[Start]
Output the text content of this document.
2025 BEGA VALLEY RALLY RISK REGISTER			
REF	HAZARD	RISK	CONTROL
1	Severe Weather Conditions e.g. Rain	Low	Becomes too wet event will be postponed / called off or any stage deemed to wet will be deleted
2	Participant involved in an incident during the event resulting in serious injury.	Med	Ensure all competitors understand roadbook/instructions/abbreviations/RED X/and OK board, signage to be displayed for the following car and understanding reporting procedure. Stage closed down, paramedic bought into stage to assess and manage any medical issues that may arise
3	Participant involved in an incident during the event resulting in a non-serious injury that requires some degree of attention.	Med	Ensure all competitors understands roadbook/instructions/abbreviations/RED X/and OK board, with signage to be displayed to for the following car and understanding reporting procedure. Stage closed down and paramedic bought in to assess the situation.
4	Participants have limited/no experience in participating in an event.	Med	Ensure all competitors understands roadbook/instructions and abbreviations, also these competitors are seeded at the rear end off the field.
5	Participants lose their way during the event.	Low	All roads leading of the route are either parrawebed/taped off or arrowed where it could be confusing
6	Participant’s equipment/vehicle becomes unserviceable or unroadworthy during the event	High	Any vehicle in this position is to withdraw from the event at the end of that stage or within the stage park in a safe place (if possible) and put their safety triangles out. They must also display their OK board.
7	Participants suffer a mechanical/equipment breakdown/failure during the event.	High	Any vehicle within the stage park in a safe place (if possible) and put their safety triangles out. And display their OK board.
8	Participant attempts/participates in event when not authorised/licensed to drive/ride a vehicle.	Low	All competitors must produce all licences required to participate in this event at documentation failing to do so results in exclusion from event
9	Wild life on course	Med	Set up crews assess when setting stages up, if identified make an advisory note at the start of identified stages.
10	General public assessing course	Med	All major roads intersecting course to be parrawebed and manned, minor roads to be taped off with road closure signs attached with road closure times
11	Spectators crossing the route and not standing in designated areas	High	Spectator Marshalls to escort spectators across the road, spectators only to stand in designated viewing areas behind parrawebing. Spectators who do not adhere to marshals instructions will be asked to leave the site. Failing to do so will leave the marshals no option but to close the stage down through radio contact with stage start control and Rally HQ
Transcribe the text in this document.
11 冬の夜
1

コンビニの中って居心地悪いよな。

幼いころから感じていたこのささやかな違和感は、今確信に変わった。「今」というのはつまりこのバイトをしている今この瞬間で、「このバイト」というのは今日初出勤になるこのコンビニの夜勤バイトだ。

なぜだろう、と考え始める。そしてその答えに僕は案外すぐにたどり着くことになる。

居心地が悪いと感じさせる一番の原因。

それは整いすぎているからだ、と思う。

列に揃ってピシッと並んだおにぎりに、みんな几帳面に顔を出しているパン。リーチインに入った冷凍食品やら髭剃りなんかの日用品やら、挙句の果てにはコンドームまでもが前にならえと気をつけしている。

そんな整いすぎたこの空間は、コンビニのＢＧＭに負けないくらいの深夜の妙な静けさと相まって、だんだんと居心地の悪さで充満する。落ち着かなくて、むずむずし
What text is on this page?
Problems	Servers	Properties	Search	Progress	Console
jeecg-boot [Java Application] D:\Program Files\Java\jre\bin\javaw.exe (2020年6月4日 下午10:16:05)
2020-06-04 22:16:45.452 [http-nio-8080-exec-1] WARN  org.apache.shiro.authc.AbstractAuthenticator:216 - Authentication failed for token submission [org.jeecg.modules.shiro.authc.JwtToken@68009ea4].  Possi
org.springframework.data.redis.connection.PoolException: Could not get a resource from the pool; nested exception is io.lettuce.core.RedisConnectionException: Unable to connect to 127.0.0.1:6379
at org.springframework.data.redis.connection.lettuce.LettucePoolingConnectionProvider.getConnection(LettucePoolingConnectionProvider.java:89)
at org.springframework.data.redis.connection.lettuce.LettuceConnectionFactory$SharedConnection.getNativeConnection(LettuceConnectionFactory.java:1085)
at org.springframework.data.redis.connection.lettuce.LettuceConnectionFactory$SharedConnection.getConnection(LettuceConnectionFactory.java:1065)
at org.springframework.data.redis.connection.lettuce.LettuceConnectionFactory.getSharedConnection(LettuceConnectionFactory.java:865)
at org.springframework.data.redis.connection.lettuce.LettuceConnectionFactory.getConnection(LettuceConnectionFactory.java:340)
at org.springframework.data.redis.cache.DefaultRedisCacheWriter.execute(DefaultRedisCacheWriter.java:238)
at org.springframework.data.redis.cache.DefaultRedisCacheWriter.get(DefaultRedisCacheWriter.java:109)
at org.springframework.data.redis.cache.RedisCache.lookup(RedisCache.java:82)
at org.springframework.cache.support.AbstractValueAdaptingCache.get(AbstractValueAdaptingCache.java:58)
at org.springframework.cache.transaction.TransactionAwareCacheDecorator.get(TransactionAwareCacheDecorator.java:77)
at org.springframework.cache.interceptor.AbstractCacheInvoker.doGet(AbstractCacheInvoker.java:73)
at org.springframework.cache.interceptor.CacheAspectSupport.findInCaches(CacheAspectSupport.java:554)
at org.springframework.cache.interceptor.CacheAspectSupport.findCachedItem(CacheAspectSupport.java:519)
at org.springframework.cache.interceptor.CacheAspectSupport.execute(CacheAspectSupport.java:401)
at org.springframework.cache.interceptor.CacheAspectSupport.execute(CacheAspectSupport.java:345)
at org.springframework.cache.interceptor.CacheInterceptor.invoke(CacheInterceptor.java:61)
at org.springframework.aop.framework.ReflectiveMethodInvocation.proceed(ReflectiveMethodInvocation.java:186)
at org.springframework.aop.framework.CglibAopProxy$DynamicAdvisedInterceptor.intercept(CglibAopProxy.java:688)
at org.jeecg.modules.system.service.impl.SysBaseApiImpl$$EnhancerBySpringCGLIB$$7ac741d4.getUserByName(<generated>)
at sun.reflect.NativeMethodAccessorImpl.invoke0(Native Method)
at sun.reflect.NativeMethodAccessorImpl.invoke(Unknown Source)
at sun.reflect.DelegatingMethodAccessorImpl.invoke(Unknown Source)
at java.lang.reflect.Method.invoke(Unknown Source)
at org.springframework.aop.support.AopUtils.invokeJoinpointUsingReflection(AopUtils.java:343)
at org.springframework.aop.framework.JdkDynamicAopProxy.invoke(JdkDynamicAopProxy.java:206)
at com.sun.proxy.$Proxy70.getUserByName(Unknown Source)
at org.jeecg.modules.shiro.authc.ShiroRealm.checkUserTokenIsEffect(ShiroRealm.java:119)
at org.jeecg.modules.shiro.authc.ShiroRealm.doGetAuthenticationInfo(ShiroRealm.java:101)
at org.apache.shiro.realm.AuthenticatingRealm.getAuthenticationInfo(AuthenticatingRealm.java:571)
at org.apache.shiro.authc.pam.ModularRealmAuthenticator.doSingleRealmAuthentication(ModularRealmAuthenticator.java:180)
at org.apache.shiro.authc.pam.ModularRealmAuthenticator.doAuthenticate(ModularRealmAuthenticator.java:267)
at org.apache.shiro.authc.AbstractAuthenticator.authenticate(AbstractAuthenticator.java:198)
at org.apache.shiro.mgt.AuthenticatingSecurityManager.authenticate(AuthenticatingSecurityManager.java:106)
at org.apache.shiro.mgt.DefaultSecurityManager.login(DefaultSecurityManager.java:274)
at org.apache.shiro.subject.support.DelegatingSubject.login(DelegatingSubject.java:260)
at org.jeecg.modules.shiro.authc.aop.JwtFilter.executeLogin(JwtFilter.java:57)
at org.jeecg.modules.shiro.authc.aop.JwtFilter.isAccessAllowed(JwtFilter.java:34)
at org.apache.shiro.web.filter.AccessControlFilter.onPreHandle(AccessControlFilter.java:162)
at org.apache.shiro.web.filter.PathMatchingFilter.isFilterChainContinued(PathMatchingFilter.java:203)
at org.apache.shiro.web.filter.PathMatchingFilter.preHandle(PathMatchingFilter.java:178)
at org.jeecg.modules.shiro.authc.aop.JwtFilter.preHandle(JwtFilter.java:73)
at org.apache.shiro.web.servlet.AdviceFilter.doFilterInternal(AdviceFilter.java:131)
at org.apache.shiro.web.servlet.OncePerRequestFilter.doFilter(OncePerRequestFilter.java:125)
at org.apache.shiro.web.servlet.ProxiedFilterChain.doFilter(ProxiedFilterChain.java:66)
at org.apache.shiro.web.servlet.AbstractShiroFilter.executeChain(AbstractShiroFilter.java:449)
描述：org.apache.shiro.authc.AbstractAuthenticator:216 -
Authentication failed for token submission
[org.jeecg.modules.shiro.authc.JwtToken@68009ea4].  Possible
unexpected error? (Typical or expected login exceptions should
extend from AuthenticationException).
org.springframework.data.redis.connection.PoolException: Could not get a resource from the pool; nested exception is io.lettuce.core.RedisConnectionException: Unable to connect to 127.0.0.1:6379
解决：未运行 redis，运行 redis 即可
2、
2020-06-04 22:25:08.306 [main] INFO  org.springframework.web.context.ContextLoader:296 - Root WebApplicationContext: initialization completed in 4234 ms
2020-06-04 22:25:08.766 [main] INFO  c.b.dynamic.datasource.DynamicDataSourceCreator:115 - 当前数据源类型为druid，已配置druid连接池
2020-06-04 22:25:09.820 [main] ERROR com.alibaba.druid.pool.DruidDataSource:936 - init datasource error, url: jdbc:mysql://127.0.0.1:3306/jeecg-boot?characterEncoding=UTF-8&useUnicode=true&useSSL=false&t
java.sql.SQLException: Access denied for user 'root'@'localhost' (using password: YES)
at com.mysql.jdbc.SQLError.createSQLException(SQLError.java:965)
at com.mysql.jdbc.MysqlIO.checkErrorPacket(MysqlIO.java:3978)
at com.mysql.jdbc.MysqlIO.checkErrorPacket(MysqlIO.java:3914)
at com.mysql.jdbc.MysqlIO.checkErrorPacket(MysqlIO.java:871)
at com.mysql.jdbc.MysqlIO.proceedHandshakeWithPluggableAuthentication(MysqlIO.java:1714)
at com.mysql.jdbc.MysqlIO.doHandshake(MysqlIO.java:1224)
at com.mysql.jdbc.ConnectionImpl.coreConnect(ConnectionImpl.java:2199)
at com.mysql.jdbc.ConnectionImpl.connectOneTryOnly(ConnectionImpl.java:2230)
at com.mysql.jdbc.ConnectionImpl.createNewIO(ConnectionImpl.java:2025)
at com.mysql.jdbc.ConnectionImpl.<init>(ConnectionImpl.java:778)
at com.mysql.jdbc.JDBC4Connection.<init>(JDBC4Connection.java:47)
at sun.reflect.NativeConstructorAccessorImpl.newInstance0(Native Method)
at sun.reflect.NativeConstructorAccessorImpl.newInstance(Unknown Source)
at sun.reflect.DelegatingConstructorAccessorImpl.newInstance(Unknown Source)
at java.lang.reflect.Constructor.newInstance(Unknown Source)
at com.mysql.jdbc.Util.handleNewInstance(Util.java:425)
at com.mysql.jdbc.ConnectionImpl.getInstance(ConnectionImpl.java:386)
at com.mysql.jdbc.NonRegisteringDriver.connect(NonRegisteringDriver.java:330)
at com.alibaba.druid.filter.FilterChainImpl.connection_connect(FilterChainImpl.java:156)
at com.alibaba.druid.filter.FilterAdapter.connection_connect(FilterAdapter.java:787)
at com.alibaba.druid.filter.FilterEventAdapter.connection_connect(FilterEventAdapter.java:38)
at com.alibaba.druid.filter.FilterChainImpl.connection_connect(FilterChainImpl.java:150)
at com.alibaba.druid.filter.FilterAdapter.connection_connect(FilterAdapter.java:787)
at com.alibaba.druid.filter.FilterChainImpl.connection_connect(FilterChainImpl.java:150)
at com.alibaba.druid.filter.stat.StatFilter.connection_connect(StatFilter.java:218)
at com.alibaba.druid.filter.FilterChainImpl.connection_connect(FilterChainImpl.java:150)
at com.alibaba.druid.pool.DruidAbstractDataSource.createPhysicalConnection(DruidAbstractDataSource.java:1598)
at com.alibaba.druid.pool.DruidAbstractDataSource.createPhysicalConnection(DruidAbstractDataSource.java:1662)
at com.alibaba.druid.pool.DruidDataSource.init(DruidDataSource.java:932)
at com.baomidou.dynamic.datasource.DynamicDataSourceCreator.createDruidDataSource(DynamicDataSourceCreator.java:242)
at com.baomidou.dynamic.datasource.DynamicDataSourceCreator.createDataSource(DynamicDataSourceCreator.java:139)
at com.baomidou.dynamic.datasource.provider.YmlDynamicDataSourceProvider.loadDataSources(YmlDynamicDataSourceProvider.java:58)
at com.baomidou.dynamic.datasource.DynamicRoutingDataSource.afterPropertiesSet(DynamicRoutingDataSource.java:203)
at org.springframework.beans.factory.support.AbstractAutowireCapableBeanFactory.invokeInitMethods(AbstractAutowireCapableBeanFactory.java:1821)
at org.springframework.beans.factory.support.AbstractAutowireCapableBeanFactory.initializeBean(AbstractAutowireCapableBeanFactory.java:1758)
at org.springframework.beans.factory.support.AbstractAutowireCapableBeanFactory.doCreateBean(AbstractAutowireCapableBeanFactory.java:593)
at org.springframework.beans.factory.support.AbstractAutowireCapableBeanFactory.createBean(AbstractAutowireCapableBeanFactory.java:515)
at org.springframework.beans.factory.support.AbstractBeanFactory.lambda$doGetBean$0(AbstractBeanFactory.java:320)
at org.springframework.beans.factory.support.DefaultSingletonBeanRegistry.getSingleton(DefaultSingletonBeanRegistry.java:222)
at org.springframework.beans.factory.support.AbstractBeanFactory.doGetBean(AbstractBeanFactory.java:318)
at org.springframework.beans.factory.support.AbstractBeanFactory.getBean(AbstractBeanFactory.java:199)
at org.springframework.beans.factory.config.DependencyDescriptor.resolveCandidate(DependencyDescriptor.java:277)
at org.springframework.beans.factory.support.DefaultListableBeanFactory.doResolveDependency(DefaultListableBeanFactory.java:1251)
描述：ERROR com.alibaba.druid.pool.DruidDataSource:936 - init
[End]
## What you should do:
Across the data, tally the lines containing "ShiroRealm" and give back the number alone.

## Worked solution:
2